PROVIDED RECORDS:
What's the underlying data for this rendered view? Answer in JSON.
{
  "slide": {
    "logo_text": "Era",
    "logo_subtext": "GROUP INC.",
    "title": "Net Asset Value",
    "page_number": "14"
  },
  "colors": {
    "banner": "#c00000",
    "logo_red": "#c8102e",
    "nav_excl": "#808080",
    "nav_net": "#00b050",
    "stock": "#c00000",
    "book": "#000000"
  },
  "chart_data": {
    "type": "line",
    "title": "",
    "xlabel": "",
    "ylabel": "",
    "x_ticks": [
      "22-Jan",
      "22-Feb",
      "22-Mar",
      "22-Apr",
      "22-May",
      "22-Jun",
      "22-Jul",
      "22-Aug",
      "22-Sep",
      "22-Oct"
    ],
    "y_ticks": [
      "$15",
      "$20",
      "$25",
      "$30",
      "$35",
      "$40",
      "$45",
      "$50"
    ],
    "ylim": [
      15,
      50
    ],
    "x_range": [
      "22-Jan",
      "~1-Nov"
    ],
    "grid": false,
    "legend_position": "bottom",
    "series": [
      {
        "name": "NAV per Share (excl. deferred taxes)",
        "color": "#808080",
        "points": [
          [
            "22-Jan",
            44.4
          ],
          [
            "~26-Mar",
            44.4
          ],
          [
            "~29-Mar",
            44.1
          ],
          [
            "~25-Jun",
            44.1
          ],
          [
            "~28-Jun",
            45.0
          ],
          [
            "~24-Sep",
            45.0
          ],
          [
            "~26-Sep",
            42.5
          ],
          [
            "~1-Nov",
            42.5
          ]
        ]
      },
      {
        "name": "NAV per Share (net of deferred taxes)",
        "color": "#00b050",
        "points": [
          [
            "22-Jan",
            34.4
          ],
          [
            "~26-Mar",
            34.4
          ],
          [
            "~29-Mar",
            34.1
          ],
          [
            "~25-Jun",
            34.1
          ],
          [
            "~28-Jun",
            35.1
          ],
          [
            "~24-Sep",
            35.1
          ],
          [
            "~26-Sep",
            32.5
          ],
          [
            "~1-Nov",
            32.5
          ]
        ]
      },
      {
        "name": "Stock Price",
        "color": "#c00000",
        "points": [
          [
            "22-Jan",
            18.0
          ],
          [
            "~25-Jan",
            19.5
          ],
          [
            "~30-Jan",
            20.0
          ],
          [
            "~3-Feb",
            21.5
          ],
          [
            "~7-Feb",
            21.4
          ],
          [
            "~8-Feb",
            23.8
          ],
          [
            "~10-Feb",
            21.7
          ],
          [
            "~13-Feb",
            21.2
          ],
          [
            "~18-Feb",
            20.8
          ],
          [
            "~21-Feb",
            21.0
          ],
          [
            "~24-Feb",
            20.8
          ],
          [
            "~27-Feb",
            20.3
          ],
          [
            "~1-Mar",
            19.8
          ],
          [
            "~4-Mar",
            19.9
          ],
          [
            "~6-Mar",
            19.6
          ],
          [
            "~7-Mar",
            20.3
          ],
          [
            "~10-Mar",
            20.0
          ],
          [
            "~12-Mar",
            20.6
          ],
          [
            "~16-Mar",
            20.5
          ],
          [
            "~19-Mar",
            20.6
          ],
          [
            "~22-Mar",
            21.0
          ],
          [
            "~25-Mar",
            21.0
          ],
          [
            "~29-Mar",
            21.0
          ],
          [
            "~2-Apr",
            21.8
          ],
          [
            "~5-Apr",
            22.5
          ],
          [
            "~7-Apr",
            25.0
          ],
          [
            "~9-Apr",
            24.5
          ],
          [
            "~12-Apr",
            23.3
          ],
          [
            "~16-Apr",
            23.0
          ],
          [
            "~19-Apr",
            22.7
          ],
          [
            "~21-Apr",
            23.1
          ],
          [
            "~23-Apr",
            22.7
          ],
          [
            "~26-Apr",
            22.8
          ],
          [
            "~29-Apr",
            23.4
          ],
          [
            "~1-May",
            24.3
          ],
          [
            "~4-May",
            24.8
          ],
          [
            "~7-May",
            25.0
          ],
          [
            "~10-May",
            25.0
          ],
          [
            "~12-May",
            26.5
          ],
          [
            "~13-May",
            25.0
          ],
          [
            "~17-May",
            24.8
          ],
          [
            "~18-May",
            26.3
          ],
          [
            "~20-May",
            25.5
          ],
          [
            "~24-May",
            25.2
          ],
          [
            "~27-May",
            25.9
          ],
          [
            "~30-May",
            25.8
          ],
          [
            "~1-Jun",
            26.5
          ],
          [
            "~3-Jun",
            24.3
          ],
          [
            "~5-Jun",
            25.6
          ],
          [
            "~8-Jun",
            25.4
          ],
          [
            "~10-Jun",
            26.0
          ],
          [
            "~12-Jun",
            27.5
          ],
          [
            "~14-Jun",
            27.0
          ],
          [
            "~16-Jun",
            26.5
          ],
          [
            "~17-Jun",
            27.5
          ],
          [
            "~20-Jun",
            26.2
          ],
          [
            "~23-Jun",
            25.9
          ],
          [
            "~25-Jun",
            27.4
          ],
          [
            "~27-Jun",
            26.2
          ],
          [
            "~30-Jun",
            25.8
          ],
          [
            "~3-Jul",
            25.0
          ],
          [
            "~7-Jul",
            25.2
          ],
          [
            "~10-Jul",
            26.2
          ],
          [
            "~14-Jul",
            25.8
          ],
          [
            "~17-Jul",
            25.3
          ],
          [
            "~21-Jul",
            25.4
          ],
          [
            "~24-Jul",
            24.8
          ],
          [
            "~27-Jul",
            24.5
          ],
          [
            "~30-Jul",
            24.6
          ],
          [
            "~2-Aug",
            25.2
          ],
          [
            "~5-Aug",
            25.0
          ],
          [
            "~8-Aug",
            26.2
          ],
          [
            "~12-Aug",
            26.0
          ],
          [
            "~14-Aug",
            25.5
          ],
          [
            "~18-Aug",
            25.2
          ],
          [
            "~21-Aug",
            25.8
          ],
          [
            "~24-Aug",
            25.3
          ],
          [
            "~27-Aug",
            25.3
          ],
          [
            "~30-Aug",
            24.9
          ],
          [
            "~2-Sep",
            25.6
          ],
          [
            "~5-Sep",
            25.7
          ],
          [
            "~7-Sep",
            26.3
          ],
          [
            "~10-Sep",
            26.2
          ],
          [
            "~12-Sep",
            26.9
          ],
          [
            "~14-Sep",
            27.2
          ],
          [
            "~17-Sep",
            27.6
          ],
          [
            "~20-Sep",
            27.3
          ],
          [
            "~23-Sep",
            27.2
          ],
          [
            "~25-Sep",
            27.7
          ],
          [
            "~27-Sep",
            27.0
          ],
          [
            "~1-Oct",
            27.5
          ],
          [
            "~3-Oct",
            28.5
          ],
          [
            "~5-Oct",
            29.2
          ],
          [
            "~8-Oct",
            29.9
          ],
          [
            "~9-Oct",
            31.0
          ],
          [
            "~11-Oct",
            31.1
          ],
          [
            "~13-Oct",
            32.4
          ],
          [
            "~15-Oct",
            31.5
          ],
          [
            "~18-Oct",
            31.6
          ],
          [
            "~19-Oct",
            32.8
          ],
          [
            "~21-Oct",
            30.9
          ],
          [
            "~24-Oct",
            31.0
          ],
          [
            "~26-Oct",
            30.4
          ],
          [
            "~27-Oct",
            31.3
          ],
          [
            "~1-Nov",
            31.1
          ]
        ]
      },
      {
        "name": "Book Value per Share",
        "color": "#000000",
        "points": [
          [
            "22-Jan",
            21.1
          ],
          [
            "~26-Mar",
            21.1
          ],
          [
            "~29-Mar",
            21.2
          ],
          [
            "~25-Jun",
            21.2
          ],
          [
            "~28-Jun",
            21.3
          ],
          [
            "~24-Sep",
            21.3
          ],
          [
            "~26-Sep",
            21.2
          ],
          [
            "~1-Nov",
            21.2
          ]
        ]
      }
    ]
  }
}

REQUIREMENT:
Find each line holding the string "Value" and copy it out.

PROBLEM SOLUTION:
    "title": "Net Asset Value",
        "name": "Book Value per Share",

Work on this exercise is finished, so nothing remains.